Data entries
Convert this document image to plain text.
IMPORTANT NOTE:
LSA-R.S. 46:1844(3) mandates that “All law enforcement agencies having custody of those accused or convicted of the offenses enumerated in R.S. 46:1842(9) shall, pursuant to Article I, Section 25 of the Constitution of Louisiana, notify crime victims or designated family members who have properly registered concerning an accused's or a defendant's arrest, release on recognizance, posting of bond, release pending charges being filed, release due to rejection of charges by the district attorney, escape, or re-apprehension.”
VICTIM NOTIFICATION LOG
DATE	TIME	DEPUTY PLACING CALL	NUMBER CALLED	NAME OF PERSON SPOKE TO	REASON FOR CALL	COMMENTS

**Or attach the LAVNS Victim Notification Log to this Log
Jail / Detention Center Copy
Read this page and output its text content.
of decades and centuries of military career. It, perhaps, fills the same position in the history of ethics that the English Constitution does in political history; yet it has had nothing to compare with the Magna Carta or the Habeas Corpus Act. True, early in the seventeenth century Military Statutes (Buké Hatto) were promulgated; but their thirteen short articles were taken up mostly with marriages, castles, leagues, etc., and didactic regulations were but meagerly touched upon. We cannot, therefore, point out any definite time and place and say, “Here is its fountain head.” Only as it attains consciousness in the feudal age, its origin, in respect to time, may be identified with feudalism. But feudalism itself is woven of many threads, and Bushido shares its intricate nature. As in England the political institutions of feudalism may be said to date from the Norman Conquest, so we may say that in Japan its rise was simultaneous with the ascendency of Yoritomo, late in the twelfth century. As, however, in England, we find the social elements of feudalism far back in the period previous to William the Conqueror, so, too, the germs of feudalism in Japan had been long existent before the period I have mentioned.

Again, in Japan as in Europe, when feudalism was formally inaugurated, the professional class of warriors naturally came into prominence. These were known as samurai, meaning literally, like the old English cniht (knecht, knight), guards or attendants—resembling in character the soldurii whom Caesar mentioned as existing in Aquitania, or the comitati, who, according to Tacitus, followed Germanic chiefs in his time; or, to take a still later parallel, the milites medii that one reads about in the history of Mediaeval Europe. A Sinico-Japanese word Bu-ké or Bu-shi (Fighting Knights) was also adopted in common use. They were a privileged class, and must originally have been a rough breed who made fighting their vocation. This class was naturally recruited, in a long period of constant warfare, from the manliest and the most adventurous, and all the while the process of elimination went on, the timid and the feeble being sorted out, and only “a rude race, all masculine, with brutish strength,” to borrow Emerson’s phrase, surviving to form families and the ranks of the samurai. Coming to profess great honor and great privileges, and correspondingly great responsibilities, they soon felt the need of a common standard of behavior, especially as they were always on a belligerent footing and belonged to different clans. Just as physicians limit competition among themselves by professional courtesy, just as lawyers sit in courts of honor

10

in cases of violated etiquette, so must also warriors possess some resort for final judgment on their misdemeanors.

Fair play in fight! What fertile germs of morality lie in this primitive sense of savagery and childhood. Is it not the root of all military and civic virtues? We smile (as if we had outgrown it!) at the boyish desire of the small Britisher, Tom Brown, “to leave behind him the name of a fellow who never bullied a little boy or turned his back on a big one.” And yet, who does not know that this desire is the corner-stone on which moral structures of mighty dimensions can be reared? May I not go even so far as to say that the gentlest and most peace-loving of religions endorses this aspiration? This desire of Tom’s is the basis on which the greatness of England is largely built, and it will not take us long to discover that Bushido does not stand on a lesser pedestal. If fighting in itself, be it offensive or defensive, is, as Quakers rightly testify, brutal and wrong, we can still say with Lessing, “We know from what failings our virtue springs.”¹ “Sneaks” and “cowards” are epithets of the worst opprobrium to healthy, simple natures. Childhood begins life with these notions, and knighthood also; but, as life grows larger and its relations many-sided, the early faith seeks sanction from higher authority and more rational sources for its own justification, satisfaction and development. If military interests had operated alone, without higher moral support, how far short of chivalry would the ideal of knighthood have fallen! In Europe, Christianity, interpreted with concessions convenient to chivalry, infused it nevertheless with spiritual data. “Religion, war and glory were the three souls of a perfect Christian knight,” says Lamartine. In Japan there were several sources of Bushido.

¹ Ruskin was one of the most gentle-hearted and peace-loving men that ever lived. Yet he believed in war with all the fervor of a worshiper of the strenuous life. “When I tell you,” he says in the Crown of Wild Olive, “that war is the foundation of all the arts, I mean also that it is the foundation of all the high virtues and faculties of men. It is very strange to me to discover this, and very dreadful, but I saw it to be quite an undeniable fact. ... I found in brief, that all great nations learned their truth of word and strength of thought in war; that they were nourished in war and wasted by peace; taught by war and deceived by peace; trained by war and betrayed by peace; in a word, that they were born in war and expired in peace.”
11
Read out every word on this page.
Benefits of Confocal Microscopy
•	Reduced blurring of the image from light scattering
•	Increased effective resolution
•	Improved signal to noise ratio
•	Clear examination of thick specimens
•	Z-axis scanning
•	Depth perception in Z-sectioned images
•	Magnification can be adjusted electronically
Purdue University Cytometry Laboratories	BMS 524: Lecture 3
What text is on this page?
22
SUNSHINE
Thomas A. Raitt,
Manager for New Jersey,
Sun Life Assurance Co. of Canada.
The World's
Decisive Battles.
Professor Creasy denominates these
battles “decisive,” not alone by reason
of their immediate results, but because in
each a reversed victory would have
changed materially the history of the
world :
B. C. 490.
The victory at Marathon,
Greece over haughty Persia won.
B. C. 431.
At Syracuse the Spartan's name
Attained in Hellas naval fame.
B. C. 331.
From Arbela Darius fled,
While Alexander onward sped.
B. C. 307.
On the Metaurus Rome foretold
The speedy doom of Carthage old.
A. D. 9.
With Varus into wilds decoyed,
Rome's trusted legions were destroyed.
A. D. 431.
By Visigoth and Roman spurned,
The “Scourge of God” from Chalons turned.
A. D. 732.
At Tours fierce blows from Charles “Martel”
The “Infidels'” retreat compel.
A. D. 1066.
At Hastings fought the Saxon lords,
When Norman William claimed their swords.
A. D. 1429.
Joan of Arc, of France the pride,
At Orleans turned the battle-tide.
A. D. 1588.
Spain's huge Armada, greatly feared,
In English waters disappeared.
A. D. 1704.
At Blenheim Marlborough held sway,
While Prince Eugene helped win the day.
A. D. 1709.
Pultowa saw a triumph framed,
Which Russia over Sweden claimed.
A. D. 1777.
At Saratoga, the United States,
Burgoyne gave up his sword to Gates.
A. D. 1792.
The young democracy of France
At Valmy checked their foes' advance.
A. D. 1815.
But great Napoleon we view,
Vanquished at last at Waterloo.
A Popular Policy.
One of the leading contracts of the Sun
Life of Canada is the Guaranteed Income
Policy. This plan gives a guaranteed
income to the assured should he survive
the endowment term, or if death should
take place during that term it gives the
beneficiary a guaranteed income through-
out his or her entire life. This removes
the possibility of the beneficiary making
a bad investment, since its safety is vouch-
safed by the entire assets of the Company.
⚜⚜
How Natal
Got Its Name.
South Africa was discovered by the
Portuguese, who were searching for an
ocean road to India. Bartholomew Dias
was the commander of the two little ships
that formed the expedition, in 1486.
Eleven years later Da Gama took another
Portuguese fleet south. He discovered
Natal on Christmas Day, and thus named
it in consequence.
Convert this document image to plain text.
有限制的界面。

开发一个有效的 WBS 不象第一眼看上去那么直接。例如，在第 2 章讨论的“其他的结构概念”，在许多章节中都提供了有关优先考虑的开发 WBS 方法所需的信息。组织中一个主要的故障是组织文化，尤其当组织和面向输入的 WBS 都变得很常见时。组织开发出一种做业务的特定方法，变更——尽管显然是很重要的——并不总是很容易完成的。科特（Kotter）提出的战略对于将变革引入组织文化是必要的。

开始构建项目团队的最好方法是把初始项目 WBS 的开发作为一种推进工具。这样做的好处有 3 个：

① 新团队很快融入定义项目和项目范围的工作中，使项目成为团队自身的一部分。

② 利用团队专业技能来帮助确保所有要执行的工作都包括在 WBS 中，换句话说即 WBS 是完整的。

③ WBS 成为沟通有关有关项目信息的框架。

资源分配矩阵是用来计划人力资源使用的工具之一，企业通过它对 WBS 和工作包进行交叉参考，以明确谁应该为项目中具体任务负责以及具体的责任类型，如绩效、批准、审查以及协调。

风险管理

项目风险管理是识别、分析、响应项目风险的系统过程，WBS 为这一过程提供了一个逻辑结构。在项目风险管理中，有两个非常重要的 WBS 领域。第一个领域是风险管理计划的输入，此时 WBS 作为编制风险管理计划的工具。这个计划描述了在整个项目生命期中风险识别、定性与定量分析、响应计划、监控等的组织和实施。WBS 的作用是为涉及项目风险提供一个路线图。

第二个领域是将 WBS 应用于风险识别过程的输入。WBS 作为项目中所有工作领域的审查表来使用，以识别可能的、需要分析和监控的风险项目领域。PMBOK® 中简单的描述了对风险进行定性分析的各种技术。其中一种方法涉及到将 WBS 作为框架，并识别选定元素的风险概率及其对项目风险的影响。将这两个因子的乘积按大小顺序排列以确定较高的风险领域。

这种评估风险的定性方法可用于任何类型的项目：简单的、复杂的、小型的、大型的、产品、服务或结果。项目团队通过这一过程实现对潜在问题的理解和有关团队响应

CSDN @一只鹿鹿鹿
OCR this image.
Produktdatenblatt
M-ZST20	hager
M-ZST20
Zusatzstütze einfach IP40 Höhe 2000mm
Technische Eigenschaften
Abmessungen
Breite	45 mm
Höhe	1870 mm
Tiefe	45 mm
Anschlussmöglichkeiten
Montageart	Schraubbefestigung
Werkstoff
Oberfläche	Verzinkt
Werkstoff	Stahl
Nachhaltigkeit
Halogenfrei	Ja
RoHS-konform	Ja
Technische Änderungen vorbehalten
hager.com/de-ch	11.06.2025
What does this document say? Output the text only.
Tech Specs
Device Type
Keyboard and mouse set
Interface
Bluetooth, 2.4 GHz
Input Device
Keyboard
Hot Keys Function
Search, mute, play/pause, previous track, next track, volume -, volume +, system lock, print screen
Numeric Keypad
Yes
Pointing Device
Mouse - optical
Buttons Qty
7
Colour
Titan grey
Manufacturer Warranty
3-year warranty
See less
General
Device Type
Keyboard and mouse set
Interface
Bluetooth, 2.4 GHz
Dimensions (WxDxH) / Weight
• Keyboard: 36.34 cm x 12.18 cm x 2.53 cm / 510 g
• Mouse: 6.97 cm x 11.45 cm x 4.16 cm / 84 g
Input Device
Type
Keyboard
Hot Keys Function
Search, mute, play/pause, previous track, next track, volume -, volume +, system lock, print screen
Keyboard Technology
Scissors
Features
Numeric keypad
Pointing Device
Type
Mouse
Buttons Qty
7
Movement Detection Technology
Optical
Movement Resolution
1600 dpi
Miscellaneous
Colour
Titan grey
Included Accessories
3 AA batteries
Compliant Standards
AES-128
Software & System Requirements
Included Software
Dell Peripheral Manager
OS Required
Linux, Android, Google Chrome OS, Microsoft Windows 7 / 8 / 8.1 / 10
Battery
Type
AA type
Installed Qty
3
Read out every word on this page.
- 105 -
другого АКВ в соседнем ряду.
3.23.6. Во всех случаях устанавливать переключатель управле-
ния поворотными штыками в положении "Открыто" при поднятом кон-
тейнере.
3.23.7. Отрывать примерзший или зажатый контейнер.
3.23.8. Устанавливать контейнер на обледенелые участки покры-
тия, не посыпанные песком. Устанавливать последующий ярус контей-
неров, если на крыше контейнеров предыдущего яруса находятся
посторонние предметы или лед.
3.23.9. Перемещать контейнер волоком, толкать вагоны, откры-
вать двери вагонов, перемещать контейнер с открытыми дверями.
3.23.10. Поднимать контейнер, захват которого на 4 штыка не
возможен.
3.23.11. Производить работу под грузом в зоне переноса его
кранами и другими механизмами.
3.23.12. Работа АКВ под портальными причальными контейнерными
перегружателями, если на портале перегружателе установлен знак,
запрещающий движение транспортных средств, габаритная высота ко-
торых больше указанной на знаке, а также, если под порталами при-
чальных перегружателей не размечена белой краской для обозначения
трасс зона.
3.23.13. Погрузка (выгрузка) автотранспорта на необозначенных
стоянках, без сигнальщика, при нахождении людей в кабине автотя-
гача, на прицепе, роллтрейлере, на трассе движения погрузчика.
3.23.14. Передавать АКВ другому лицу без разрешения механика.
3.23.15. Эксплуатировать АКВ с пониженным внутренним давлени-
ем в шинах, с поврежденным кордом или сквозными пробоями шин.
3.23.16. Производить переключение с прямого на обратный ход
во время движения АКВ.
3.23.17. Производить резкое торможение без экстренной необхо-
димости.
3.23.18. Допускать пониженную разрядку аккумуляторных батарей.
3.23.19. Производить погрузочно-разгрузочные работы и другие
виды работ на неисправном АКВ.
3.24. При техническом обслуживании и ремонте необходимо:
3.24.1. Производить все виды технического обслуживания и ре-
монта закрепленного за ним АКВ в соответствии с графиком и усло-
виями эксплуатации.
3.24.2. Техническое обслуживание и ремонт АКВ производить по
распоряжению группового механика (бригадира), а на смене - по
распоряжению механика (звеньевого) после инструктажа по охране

> _Exercise instructions_
Locate all lines in the listing above with the word "Manager". Copy them.

> _Final result_
Manager for New Jersey,
Dell Peripheral Manager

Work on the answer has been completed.